§ Short exercise
Copy out each line of the material below that holds the string "this".

§ Data to process
☆ ☆ ☆ ☆ ☆

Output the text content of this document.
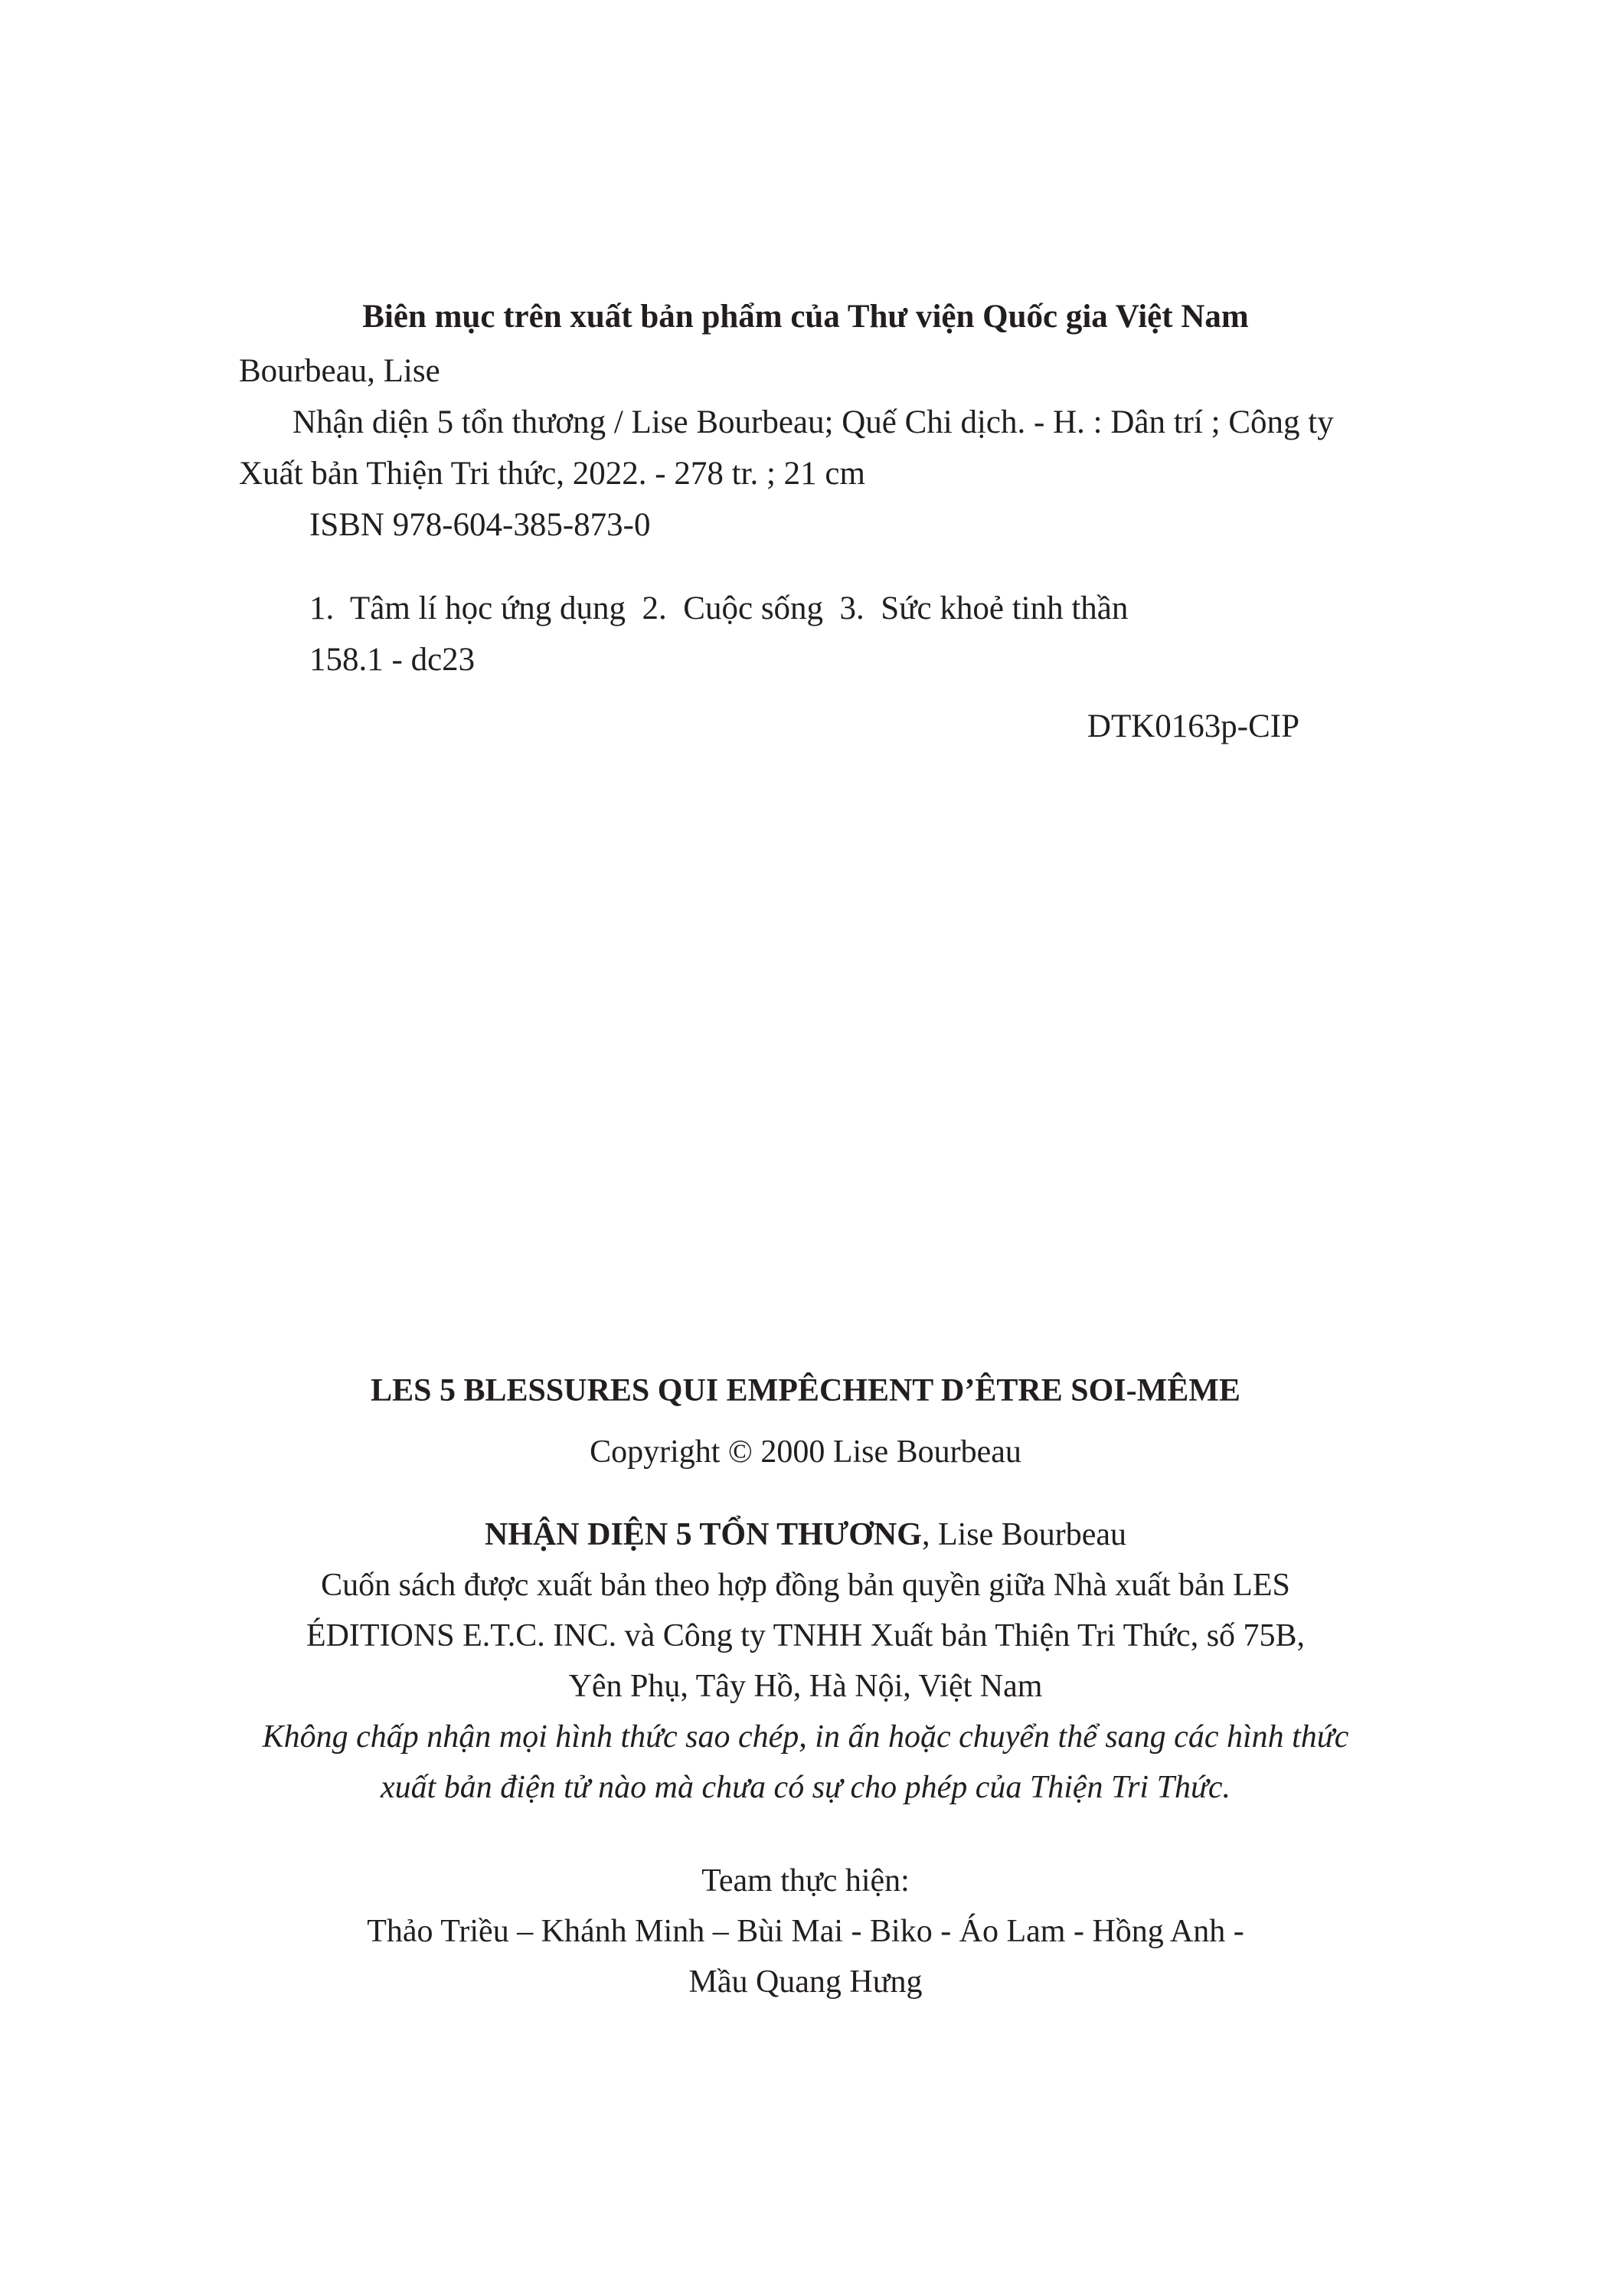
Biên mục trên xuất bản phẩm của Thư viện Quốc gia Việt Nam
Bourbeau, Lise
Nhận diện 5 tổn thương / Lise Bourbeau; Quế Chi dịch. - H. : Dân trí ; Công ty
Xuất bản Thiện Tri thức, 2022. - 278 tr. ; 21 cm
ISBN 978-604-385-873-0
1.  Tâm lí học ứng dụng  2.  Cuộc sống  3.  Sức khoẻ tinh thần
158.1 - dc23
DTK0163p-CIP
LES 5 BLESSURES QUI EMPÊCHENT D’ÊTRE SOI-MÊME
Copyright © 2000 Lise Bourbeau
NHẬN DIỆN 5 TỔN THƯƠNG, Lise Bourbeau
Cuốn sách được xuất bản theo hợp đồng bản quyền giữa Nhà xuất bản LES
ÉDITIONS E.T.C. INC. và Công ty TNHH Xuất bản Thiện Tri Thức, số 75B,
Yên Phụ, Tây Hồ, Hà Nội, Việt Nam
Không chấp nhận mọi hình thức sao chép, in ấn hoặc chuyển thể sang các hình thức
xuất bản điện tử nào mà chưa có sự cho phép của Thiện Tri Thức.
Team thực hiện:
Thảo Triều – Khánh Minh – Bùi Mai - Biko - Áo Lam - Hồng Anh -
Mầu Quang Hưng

☆ ☆ ☆ ☆ ☆

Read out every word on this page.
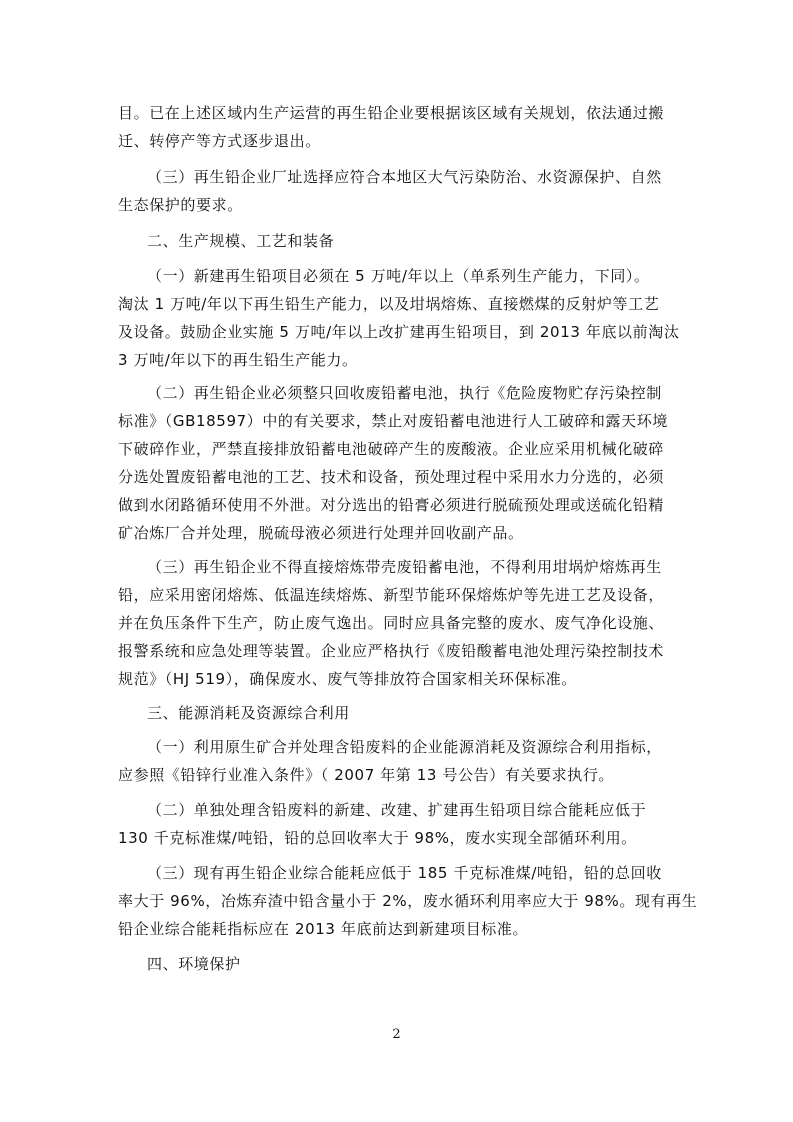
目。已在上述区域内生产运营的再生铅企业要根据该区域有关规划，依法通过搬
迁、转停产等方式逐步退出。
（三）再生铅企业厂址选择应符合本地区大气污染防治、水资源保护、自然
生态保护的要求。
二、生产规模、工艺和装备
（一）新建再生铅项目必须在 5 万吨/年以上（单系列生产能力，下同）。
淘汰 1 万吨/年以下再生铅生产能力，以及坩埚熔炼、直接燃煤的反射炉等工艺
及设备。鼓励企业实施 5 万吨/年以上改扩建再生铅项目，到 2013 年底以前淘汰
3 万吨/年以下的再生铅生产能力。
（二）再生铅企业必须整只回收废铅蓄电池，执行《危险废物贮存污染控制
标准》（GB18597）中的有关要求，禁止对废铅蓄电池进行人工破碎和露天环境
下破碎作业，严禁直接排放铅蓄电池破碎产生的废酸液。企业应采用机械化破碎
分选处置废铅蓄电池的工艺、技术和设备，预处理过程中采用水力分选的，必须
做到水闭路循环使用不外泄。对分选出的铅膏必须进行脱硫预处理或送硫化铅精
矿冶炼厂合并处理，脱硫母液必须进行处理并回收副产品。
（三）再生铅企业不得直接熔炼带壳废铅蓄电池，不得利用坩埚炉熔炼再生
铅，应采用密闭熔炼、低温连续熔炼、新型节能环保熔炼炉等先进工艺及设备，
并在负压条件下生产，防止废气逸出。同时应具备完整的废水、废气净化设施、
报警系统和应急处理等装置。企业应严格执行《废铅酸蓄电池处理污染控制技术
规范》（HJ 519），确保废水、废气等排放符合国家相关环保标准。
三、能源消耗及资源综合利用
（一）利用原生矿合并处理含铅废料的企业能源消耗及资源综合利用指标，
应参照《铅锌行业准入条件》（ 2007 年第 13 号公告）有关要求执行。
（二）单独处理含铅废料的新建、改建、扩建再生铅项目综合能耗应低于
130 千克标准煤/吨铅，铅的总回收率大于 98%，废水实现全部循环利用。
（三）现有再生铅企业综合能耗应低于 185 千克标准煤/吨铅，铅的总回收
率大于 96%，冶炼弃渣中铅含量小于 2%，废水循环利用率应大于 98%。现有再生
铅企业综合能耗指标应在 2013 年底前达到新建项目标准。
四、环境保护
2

☆ ☆ ☆ ☆ ☆

§ Correct result
Output the text content of this document.
Read out every word on this page.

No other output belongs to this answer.